— Begin Source material —
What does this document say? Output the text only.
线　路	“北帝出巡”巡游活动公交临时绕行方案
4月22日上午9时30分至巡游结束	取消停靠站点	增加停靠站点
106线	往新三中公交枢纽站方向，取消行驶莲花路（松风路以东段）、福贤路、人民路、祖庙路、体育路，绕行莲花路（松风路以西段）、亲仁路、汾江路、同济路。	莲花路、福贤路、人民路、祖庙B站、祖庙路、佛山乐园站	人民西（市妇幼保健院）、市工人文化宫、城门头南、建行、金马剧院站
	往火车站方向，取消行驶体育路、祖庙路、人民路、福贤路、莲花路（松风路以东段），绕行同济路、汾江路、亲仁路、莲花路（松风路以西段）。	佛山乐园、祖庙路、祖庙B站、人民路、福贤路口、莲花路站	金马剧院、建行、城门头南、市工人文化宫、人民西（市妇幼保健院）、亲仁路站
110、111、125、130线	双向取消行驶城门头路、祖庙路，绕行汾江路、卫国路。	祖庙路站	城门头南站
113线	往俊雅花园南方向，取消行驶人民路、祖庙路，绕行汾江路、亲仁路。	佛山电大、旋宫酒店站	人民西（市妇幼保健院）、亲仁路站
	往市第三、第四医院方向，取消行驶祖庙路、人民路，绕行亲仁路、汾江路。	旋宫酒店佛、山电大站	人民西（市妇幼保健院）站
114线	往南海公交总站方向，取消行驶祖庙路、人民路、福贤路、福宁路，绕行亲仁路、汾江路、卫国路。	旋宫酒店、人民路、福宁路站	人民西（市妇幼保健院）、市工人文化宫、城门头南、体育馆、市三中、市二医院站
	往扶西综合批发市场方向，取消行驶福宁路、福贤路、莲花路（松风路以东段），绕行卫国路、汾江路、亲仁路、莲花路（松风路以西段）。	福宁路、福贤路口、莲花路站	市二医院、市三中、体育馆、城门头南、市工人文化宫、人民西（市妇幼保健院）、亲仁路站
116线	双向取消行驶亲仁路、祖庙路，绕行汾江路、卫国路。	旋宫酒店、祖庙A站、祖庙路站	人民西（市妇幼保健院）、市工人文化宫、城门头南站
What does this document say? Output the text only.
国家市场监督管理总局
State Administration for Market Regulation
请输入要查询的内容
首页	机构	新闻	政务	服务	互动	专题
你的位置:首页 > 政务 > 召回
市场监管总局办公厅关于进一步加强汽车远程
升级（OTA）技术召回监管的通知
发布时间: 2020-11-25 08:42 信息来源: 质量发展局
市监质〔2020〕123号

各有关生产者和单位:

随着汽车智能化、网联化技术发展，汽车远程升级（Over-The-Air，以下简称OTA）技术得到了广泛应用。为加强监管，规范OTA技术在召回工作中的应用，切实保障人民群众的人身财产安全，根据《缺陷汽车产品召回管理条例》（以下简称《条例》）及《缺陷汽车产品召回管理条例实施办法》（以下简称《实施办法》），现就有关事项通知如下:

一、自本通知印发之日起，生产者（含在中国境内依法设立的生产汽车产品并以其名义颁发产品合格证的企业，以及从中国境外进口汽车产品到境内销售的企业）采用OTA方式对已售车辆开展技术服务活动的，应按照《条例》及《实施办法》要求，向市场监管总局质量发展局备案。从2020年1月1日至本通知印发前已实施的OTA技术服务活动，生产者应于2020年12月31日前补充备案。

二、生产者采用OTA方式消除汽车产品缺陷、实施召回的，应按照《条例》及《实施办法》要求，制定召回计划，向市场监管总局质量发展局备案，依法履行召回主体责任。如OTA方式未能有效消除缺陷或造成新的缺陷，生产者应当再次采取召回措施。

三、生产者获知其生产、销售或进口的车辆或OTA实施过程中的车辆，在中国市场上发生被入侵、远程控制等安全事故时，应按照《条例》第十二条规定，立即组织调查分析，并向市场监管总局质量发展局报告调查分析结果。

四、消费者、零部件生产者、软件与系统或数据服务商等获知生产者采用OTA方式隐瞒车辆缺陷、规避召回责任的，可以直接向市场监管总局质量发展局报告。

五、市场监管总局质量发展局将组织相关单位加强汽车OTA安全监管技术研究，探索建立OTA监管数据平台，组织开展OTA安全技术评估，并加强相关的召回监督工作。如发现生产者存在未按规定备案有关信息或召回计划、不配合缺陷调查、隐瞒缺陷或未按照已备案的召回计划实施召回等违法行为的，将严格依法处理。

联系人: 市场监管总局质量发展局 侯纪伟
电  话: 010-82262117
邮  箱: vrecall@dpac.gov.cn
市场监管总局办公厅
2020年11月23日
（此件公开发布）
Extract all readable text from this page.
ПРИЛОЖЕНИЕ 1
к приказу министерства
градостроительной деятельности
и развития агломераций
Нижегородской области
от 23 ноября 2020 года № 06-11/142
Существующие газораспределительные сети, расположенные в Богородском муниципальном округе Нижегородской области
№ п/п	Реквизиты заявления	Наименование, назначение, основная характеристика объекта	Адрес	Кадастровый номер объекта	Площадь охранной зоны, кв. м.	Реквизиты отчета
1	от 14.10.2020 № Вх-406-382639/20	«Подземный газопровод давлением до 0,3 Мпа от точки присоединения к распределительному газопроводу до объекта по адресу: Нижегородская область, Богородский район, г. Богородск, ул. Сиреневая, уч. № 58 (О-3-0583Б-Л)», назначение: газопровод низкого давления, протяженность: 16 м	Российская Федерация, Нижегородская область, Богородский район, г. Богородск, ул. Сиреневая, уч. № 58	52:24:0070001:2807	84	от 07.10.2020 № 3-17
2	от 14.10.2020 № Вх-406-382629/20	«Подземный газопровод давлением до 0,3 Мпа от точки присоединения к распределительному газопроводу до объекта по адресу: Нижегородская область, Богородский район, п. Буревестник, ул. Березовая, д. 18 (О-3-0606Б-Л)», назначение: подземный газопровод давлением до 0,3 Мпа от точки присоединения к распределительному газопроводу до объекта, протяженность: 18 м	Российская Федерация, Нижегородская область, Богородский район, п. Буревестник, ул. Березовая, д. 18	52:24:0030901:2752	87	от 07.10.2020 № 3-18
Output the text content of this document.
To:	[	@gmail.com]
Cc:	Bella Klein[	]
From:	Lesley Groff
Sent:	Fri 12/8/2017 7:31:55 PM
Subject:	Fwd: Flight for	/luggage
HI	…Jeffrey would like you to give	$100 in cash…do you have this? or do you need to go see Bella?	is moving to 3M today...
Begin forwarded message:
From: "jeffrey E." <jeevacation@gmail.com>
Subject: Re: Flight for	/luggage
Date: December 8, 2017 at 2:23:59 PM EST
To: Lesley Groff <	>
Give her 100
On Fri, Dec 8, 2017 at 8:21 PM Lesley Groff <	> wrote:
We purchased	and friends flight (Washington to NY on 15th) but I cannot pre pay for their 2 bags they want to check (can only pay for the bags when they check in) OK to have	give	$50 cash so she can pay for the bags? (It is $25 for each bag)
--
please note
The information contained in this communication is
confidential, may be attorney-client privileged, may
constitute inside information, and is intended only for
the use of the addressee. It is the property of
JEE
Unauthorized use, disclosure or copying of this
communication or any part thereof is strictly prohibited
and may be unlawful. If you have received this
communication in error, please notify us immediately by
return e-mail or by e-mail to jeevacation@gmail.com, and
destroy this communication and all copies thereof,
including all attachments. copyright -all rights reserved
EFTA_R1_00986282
— End Source material —
Go through the material above line by line and copy it exactly.

**Correct output**
What does this document say? Output the text only.
线　路	“北帝出巡”巡游活动公交临时绕行方案
4月22日上午9时30分至巡游结束	取消停靠站点	增加停靠站点
106线	往新三中公交枢纽站方向，取消行驶莲花路（松风路以东段）、福贤路、人民路、祖庙路、体育路，绕行莲花路（松风路以西段）、亲仁路、汾江路、同济路。	莲花路、福贤路、人民路、祖庙B站、祖庙路、佛山乐园站	人民西（市妇幼保健院）、市工人文化宫、城门头南、建行、金马剧院站
	往火车站方向，取消行驶体育路、祖庙路、人民路、福贤路、莲花路（松风路以东段），绕行同济路、汾江路、亲仁路、莲花路（松风路以西段）。	佛山乐园、祖庙路、祖庙B站、人民路、福贤路口、莲花路站	金马剧院、建行、城门头南、市工人文化宫、人民西（市妇幼保健院）、亲仁路站
110、111、125、130线	双向取消行驶城门头路、祖庙路，绕行汾江路、卫国路。	祖庙路站	城门头南站
113线	往俊雅花园南方向，取消行驶人民路、祖庙路，绕行汾江路、亲仁路。	佛山电大、旋宫酒店站	人民西（市妇幼保健院）、亲仁路站
	往市第三、第四医院方向，取消行驶祖庙路、人民路，绕行亲仁路、汾江路。	旋宫酒店佛、山电大站	人民西（市妇幼保健院）站
114线	往南海公交总站方向，取消行驶祖庙路、人民路、福贤路、福宁路，绕行亲仁路、汾江路、卫国路。	旋宫酒店、人民路、福宁路站	人民西（市妇幼保健院）、市工人文化宫、城门头南、体育馆、市三中、市二医院站
	往扶西综合批发市场方向，取消行驶福宁路、福贤路、莲花路（松风路以东段），绕行卫国路、汾江路、亲仁路、莲花路（松风路以西段）。	福宁路、福贤路口、莲花路站	市二医院、市三中、体育馆、城门头南、市工人文化宫、人民西（市妇幼保健院）、亲仁路站
116线	双向取消行驶亲仁路、祖庙路，绕行汾江路、卫国路。	旋宫酒店、祖庙A站、祖庙路站	人民西（市妇幼保健院）、市工人文化宫、城门头南站
What does this document say? Output the text only.
国家市场监督管理总局
State Administration for Market Regulation
请输入要查询的内容
首页	机构	新闻	政务	服务	互动	专题
你的位置:首页 > 政务 > 召回
市场监管总局办公厅关于进一步加强汽车远程
升级（OTA）技术召回监管的通知
发布时间: 2020-11-25 08:42 信息来源: 质量发展局
市监质〔2020〕123号

各有关生产者和单位:

随着汽车智能化、网联化技术发展，汽车远程升级（Over-The-Air，以下简称OTA）技术得到了广泛应用。为加强监管，规范OTA技术在召回工作中的应用，切实保障人民群众的人身财产安全，根据《缺陷汽车产品召回管理条例》（以下简称《条例》）及《缺陷汽车产品召回管理条例实施办法》（以下简称《实施办法》），现就有关事项通知如下:

一、自本通知印发之日起，生产者（含在中国境内依法设立的生产汽车产品并以其名义颁发产品合格证的企业，以及从中国境外进口汽车产品到境内销售的企业）采用OTA方式对已售车辆开展技术服务活动的，应按照《条例》及《实施办法》要求，向市场监管总局质量发展局备案。从2020年1月1日至本通知印发前已实施的OTA技术服务活动，生产者应于2020年12月31日前补充备案。

二、生产者采用OTA方式消除汽车产品缺陷、实施召回的，应按照《条例》及《实施办法》要求，制定召回计划，向市场监管总局质量发展局备案，依法履行召回主体责任。如OTA方式未能有效消除缺陷或造成新的缺陷，生产者应当再次采取召回措施。

三、生产者获知其生产、销售或进口的车辆或OTA实施过程中的车辆，在中国市场上发生被入侵、远程控制等安全事故时，应按照《条例》第十二条规定，立即组织调查分析，并向市场监管总局质量发展局报告调查分析结果。

四、消费者、零部件生产者、软件与系统或数据服务商等获知生产者采用OTA方式隐瞒车辆缺陷、规避召回责任的，可以直接向市场监管总局质量发展局报告。

五、市场监管总局质量发展局将组织相关单位加强汽车OTA安全监管技术研究，探索建立OTA监管数据平台，组织开展OTA安全技术评估，并加强相关的召回监督工作。如发现生产者存在未按规定备案有关信息或召回计划、不配合缺陷调查、隐瞒缺陷或未按照已备案的召回计划实施召回等违法行为的，将严格依法处理。

联系人: 市场监管总局质量发展局 侯纪伟
电  话: 010-82262117
邮  箱: vrecall@dpac.gov.cn
市场监管总局办公厅
2020年11月23日
（此件公开发布）
Extract all readable text from this page.
ПРИЛОЖЕНИЕ 1
к приказу министерства
градостроительной деятельности
и развития агломераций
Нижегородской области
от 23 ноября 2020 года № 06-11/142
Существующие газораспределительные сети, расположенные в Богородском муниципальном округе Нижегородской области
№ п/п	Реквизиты заявления	Наименование, назначение, основная характеристика объекта	Адрес	Кадастровый номер объекта	Площадь охранной зоны, кв. м.	Реквизиты отчета
1	от 14.10.2020 № Вх-406-382639/20	«Подземный газопровод давлением до 0,3 Мпа от точки присоединения к распределительному газопроводу до объекта по адресу: Нижегородская область, Богородский район, г. Богородск, ул. Сиреневая, уч. № 58 (О-3-0583Б-Л)», назначение: газопровод низкого давления, протяженность: 16 м	Российская Федерация, Нижегородская область, Богородский район, г. Богородск, ул. Сиреневая, уч. № 58	52:24:0070001:2807	84	от 07.10.2020 № 3-17
2	от 14.10.2020 № Вх-406-382629/20	«Подземный газопровод давлением до 0,3 Мпа от точки присоединения к распределительному газопроводу до объекта по адресу: Нижегородская область, Богородский район, п. Буревестник, ул. Березовая, д. 18 (О-3-0606Б-Л)», назначение: подземный газопровод давлением до 0,3 Мпа от точки присоединения к распределительному газопроводу до объекта, протяженность: 18 м	Российская Федерация, Нижегородская область, Богородский район, п. Буревестник, ул. Березовая, д. 18	52:24:0030901:2752	87	от 07.10.2020 № 3-18
Output the text content of this document.
To:	[	@gmail.com]
Cc:	Bella Klein[	]
From:	Lesley Groff
Sent:	Fri 12/8/2017 7:31:55 PM
Subject:	Fwd: Flight for	/luggage
HI	…Jeffrey would like you to give	$100 in cash…do you have this? or do you need to go see Bella?	is moving to 3M today...
Begin forwarded message:
From: "jeffrey E." <jeevacation@gmail.com>
Subject: Re: Flight for	/luggage
Date: December 8, 2017 at 2:23:59 PM EST
To: Lesley Groff <	>
Give her 100
On Fri, Dec 8, 2017 at 8:21 PM Lesley Groff <	> wrote:
We purchased	and friends flight (Washington to NY on 15th) but I cannot pre pay for their 2 bags they want to check (can only pay for the bags when they check in) OK to have	give	$50 cash so she can pay for the bags? (It is $25 for each bag)
--
please note
The information contained in this communication is
confidential, may be attorney-client privileged, may
constitute inside information, and is intended only for
the use of the addressee. It is the property of
JEE
Unauthorized use, disclosure or copying of this
communication or any part thereof is strictly prohibited
and may be unlawful. If you have received this
communication in error, please notify us immediately by
return e-mail or by e-mail to jeevacation@gmail.com, and
destroy this communication and all copies thereof,
including all attachments. copyright -all rights reserved
EFTA_R1_00986282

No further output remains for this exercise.